**Exercise:**
Collect from the data below each line with "image".

Dataset items:
-- begin --

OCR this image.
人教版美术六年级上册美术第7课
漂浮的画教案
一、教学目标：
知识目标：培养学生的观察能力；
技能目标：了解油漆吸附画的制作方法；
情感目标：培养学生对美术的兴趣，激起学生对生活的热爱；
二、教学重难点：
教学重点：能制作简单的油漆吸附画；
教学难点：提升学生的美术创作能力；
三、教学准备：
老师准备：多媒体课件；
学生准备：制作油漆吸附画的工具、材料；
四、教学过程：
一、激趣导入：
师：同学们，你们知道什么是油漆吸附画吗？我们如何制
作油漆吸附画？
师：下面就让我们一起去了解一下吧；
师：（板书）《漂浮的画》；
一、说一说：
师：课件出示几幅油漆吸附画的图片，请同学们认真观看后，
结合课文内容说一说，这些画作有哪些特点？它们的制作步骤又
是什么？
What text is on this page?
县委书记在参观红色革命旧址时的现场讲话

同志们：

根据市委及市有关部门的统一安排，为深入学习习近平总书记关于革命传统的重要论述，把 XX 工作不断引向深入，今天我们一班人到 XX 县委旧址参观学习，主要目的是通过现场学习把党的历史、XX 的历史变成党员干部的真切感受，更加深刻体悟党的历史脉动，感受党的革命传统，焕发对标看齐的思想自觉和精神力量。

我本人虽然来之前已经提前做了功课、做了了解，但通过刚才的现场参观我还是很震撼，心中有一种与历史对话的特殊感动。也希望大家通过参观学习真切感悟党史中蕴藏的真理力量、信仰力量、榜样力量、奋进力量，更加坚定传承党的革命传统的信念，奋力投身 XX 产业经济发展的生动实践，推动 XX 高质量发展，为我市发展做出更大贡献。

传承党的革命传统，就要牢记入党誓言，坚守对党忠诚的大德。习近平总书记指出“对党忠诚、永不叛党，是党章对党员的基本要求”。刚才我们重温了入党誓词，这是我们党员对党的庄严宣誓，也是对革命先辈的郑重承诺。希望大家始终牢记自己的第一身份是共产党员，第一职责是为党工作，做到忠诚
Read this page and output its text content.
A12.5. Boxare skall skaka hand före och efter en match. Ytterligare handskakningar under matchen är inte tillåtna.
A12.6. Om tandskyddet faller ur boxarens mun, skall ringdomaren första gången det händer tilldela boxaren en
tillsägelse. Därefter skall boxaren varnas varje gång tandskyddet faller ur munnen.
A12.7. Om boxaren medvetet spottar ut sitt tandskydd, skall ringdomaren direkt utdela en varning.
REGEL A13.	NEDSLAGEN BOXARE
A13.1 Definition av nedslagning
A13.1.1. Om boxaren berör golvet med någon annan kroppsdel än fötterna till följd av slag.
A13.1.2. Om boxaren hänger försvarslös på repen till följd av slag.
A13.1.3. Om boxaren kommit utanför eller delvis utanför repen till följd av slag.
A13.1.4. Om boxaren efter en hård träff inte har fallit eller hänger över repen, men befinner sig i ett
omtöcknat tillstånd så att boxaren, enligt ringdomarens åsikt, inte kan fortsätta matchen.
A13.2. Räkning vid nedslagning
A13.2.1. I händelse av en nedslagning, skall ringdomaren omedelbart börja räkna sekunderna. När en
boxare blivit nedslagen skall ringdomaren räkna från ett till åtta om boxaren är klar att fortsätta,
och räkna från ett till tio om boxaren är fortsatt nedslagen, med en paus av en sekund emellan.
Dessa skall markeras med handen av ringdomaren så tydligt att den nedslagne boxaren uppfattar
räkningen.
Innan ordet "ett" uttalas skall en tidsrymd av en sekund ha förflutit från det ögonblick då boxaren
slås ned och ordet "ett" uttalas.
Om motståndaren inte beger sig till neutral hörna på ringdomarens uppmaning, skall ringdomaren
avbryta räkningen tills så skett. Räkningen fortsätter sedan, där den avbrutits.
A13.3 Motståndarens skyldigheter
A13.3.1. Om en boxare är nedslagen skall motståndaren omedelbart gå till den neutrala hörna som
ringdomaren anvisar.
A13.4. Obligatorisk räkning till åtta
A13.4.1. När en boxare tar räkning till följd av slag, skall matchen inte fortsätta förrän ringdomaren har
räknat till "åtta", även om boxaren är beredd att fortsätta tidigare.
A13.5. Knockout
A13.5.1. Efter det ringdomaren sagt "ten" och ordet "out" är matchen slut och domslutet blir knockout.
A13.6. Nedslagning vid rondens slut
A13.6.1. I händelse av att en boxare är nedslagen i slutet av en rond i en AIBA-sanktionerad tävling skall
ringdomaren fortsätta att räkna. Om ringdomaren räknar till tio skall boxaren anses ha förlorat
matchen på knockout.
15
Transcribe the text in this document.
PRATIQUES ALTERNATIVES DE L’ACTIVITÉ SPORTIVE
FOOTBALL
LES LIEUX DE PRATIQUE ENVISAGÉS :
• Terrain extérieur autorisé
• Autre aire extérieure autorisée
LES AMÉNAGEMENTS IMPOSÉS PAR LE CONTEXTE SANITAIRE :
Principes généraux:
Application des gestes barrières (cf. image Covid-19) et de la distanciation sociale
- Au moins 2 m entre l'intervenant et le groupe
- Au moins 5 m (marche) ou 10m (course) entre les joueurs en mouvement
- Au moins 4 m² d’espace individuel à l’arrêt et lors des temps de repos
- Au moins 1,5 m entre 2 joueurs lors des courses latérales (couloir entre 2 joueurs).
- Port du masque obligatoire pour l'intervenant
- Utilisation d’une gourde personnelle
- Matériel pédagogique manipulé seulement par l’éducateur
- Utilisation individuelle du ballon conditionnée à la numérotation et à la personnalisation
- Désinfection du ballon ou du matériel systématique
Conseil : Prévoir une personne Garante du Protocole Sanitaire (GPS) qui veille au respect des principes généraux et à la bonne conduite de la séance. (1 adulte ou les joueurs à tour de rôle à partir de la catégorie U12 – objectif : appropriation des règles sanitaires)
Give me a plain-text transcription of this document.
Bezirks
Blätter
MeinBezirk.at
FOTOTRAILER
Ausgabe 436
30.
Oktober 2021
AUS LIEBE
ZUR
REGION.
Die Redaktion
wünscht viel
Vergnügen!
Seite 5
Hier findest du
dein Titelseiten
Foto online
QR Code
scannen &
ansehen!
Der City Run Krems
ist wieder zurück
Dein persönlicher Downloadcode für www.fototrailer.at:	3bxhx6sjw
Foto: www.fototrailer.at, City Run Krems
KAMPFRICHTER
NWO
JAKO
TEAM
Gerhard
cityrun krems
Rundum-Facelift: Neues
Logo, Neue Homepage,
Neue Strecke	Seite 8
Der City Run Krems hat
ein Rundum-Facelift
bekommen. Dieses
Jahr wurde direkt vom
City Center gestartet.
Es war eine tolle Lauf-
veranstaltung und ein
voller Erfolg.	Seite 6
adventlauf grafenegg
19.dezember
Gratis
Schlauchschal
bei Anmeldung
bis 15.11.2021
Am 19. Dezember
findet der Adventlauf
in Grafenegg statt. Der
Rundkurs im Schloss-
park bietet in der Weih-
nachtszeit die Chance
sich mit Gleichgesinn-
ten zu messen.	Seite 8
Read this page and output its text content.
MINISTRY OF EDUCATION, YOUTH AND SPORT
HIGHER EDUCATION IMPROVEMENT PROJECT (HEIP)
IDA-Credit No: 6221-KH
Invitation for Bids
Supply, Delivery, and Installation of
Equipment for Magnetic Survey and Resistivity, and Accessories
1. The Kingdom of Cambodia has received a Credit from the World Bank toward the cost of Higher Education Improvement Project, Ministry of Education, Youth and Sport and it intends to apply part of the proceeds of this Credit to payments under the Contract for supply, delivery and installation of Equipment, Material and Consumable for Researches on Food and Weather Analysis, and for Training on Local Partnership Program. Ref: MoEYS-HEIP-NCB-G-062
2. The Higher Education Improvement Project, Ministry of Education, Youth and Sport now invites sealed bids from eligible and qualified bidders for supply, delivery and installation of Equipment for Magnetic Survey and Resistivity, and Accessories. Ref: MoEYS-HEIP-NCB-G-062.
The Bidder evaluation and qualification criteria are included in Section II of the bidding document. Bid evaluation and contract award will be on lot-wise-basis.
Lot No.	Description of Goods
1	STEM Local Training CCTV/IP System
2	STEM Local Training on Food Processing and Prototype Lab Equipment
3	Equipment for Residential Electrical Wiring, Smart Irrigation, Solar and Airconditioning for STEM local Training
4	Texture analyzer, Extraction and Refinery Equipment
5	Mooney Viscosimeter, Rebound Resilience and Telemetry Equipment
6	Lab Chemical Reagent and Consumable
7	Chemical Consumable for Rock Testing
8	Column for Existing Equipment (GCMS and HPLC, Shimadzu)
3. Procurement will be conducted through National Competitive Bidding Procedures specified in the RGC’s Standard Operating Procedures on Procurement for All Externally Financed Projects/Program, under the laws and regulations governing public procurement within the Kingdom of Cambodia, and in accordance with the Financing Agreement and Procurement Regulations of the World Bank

-- end --

**Exercise response:**
OCR this image.
Application des gestes barrières (cf. image Covid-19) et de la distanciation sociale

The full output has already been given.